Written instruction | What lines of the data hold the string "TopMeteo"? Pull each one out.

** begin Provided records **

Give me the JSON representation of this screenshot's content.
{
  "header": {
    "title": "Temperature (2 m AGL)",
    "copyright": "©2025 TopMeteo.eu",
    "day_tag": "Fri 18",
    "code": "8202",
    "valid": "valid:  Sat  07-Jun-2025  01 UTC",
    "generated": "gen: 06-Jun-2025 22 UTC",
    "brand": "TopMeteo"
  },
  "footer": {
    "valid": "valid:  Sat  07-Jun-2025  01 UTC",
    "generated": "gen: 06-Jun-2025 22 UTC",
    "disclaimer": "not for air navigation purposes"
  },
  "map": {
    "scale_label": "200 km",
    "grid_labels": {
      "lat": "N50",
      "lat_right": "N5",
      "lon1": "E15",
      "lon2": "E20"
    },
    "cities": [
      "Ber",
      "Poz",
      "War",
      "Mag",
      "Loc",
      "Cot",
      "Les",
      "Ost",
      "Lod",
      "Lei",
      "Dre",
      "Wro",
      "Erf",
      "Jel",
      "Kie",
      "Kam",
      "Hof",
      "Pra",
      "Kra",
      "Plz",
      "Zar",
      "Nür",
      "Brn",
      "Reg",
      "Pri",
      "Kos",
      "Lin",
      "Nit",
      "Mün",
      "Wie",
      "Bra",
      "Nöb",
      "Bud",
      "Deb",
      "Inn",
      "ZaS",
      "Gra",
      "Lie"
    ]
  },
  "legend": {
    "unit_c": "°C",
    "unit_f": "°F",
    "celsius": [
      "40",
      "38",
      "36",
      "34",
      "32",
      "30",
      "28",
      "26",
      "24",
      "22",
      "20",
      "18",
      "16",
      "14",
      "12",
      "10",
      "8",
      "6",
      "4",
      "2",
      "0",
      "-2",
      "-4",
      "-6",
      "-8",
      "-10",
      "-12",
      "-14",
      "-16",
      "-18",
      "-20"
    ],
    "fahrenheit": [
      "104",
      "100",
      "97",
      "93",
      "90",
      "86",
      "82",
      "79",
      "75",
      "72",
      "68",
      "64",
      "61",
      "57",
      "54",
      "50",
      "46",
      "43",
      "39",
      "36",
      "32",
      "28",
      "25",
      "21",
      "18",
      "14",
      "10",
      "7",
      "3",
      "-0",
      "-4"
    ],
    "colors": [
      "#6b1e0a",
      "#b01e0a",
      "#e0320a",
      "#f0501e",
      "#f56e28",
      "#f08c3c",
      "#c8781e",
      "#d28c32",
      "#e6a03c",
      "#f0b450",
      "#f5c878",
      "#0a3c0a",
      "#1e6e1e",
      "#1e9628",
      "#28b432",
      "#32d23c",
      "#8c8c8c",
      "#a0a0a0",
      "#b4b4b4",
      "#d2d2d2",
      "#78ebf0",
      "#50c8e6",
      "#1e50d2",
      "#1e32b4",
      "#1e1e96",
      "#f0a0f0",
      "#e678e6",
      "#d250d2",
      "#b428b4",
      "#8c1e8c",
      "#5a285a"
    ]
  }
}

** end Provided records **

Task response |
    "copyright": "©2025 TopMeteo.eu",
    "brand": "TopMeteo"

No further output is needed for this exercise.